▶ TASK REQUIREMENTS
(1) Using the passage about the Lenin statue, answer these questions:
(a) What color is the statue of Lenin?
(b) Which journalist describes the scene as Lukashenko's attempt to slow down time?
(c) Where was the train headed when they were taken off it?
(2) Rewrite the passage about the Lenin statue from "A milky-white statue" to "her mother’s childhood?", putting "open-air museum" in place of "living museum".

▶ PASSAGE TO READ

++++++++

A milky-white statue of Lenin is in front of us; I have to get close to make sure it is what I think it is. This is what journalist Alexander Feduta describes as the Belarusian President Aleksandr Lukashenko’s successful attempt if not to stop then to really slow down time. I am tempted to say to Billie, ‘Look around, this is a ready-made slice of the Soviet Union for you. The Empire is long since dead but this is like its living museum.’ For a moment I wonder if there was a reason for us to be taken off the train to Kiev after all, because where else could Billie see such an embodied approximation of her mother’s childhood?

++++++++

▶ ITEMS
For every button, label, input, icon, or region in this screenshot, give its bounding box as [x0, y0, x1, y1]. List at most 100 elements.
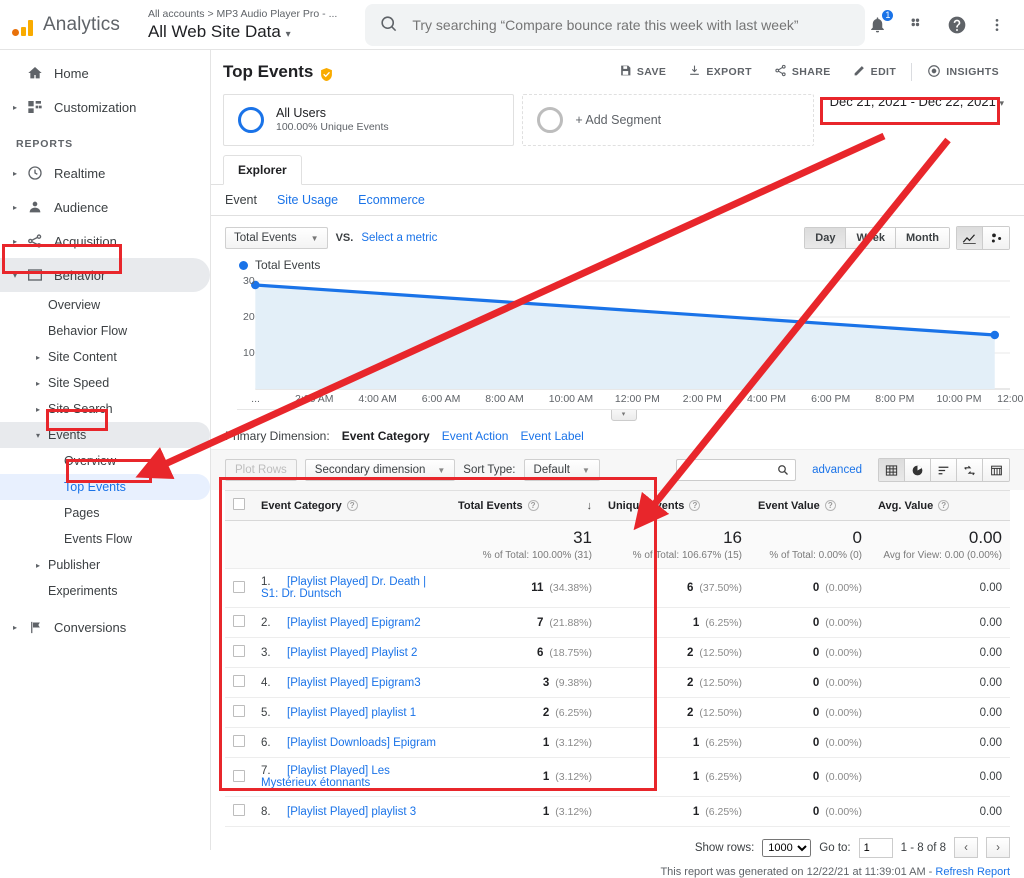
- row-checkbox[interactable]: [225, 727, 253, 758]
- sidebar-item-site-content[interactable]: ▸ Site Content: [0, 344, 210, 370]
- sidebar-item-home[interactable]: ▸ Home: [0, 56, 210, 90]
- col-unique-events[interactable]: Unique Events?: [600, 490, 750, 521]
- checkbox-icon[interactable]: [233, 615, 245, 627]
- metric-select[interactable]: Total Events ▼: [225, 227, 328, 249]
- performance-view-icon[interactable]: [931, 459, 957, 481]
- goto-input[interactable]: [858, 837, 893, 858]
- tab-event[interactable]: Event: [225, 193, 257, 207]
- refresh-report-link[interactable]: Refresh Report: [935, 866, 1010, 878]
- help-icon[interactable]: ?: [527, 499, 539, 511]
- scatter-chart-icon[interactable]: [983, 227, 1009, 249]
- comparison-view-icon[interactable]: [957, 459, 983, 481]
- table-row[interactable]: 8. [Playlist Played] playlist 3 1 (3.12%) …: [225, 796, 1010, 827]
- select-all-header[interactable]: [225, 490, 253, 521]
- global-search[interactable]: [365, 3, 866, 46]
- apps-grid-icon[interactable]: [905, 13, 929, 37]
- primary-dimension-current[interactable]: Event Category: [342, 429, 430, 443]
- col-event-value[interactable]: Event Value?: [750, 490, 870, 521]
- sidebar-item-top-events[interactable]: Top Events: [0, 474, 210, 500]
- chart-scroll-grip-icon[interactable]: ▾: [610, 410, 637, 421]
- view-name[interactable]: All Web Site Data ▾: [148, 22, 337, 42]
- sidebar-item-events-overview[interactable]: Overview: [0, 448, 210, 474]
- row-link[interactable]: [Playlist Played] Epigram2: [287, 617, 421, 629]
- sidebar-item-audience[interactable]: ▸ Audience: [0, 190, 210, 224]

++++++++

▶ THE SOLUTIONS
(1)
(a) Milky-white.
(b) Alexander Feduta.
(c) Kiev.

(2)
A milky-white statue of Lenin is in front of us; I have to get close to make sure it is what I think it is. This is what journalist Alexander Feduta describes as the Belarusian President Aleksandr Lukashenko’s successful attempt if not to stop then to really slow down time. I am tempted to say to Billie, ‘Look around, this is a ready-made slice of the Soviet Union for you. The Empire is long since dead but this is like its open-air museum.’ For a moment I wonder if there was a reason for us to be taken off the train to Kiev after all, because where else could Billie see such an embodied approximation of her mother’s childhood?